• _Given problem_: Exactly as given, repeat all of the entries.

• _Dataset_:

--------------------

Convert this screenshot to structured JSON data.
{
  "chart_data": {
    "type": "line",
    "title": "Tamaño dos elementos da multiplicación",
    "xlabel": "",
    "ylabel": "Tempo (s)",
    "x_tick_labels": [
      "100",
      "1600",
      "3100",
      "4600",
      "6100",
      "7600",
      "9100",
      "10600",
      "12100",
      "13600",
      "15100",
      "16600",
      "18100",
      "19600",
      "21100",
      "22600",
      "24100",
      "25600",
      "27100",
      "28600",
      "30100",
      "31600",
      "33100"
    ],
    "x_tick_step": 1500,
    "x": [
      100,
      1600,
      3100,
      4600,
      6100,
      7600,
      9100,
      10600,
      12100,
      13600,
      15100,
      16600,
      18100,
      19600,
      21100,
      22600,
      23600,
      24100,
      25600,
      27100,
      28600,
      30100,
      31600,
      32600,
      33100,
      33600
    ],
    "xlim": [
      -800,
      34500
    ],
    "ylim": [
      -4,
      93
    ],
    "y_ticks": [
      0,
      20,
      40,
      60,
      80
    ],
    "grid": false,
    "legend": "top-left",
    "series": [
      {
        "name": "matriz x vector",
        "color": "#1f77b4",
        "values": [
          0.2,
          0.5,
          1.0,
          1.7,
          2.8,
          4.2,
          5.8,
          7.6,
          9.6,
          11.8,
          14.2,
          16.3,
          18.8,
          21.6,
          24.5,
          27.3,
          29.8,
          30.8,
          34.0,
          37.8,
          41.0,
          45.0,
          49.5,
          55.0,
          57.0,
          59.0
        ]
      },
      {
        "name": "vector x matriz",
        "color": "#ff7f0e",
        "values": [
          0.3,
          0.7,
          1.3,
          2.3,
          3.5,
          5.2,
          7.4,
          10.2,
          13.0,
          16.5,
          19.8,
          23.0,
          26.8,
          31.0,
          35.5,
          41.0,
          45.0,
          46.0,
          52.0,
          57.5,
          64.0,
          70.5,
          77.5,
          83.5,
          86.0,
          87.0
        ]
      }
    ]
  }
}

--------------------

• _Output below_:
Convert this screenshot to structured JSON data.
{
  "chart_data": {
    "type": "line",
    "title": "Tamaño dos elementos da multiplicación",
    "xlabel": "",
    "ylabel": "Tempo (s)",
    "x_tick_labels": [
      "100",
      "1600",
      "3100",
      "4600",
      "6100",
      "7600",
      "9100",
      "10600",
      "12100",
      "13600",
      "15100",
      "16600",
      "18100",
      "19600",
      "21100",
      "22600",
      "24100",
      "25600",
      "27100",
      "28600",
      "30100",
      "31600",
      "33100"
    ],
    "x_tick_step": 1500,
    "x": [
      100,
      1600,
      3100,
      4600,
      6100,
      7600,
      9100,
      10600,
      12100,
      13600,
      15100,
      16600,
      18100,
      19600,
      21100,
      22600,
      23600,
      24100,
      25600,
      27100,
      28600,
      30100,
      31600,
      32600,
      33100,
      33600
    ],
    "xlim": [
      -800,
      34500
    ],
    "ylim": [
      -4,
      93
    ],
    "y_ticks": [
      0,
      20,
      40,
      60,
      80
    ],
    "grid": false,
    "legend": "top-left",
    "series": [
      {
        "name": "matriz x vector",
        "color": "#1f77b4",
        "values": [
          0.2,
          0.5,
          1.0,
          1.7,
          2.8,
          4.2,
          5.8,
          7.6,
          9.6,
          11.8,
          14.2,
          16.3,
          18.8,
          21.6,
          24.5,
          27.3,
          29.8,
          30.8,
          34.0,
          37.8,
          41.0,
          45.0,
          49.5,
          55.0,
          57.0,
          59.0
        ]
      },
      {
        "name": "vector x matriz",
        "color": "#ff7f0e",
        "values": [
          0.3,
          0.7,
          1.3,
          2.3,
          3.5,
          5.2,
          7.4,
          10.2,
          13.0,
          16.5,
          19.8,
          23.0,
          26.8,
          31.0,
          35.5,
          41.0,
          45.0,
          46.0,
          52.0,
          57.5,
          64.0,
          70.5,
          77.5,
          83.5,
          86.0,
          87.0
        ]
      }
    ]
  }
}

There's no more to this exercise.